=== Records provided ===
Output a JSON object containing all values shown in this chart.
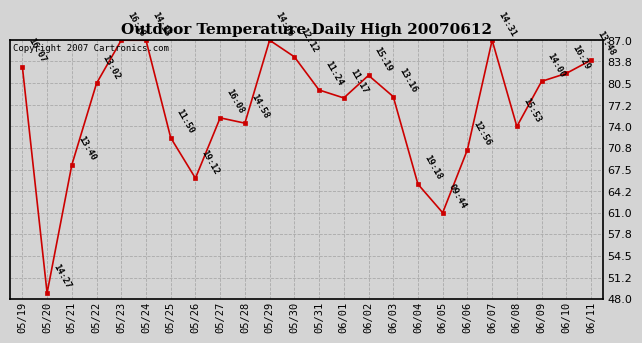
{
  "title": "Outdoor Temperature Daily High 20070612",
  "copyright": "Copyright 2007 Cartronics.com",
  "background_color": "#d4d4d4",
  "plot_bg_color": "#d4d4d4",
  "line_color": "#cc0000",
  "marker_color": "#cc0000",
  "grid_color": "#aaaaaa",
  "ylim": [
    48.0,
    87.0
  ],
  "yticks": [
    48.0,
    51.2,
    54.5,
    57.8,
    61.0,
    64.2,
    67.5,
    70.8,
    74.0,
    77.2,
    80.5,
    83.8,
    87.0
  ],
  "dates": [
    "05/19",
    "05/20",
    "05/21",
    "05/22",
    "05/23",
    "05/24",
    "05/25",
    "05/26",
    "05/27",
    "05/28",
    "05/29",
    "05/30",
    "05/31",
    "06/01",
    "06/02",
    "06/03",
    "06/04",
    "06/05",
    "06/06",
    "06/07",
    "06/08",
    "06/09",
    "06/10",
    "06/11"
  ],
  "values": [
    83.0,
    48.9,
    68.2,
    80.5,
    87.0,
    87.0,
    72.3,
    66.2,
    75.3,
    74.5,
    87.0,
    84.5,
    79.5,
    78.3,
    81.7,
    78.5,
    65.3,
    61.0,
    70.5,
    87.0,
    74.0,
    80.8,
    82.0,
    84.0
  ],
  "labels": [
    "16:07",
    "14:27",
    "13:40",
    "13:02",
    "16:18",
    "14:35",
    "11:50",
    "19:12",
    "16:08",
    "14:58",
    "14:06",
    "12:12",
    "11:24",
    "11:17",
    "15:19",
    "13:16",
    "19:18",
    "09:44",
    "12:56",
    "14:31",
    "15:53",
    "14:00",
    "16:29",
    "13:48"
  ]
}
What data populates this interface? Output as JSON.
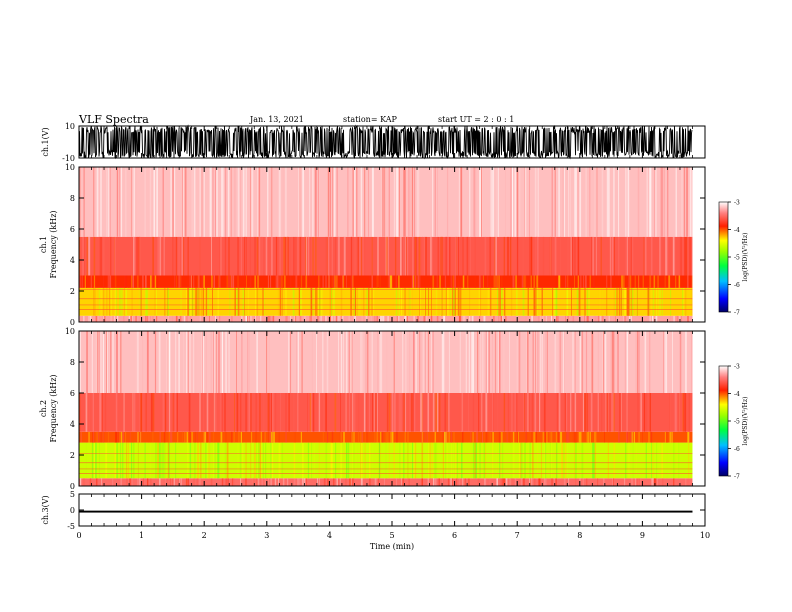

=== Aim of the exercise ===
Write every entry out again exactly, dropping the pictures.

=== Exercise answer ===
Output a JSON object containing all values shown in this chart.
{
  "title": "Outdoor Temperature Daily High 20070612",
  "copyright": "Copyright 2007 Cartronics.com",
  "background_color": "#d4d4d4",
  "plot_bg_color": "#d4d4d4",
  "line_color": "#cc0000",
  "marker_color": "#cc0000",
  "grid_color": "#aaaaaa",
  "ylim": [
    48.0,
    87.0
  ],
  "yticks": [
    48.0,
    51.2,
    54.5,
    57.8,
    61.0,
    64.2,
    67.5,
    70.8,
    74.0,
    77.2,
    80.5,
    83.8,
    87.0
  ],
  "dates": [
    "05/19",
    "05/20",
    "05/21",
    "05/22",
    "05/23",
    "05/24",
    "05/25",
    "05/26",
    "05/27",
    "05/28",
    "05/29",
    "05/30",
    "05/31",
    "06/01",
    "06/02",
    "06/03",
    "06/04",
    "06/05",
    "06/06",
    "06/07",
    "06/08",
    "06/09",
    "06/10",
    "06/11"
  ],
  "values": [
    83.0,
    48.9,
    68.2,
    80.5,
    87.0,
    87.0,
    72.3,
    66.2,
    75.3,
    74.5,
    87.0,
    84.5,
    79.5,
    78.3,
    81.7,
    78.5,
    65.3,
    61.0,
    70.5,
    87.0,
    74.0,
    80.8,
    82.0,
    84.0
  ],
  "labels": [
    "16:07",
    "14:27",
    "13:40",
    "13:02",
    "16:18",
    "14:35",
    "11:50",
    "19:12",
    "16:08",
    "14:58",
    "14:06",
    "12:12",
    "11:24",
    "11:17",
    "15:19",
    "13:16",
    "19:18",
    "09:44",
    "12:56",
    "14:31",
    "15:53",
    "14:00",
    "16:29",
    "13:48"
  ]
}
What data populates this interface? Output as JSON.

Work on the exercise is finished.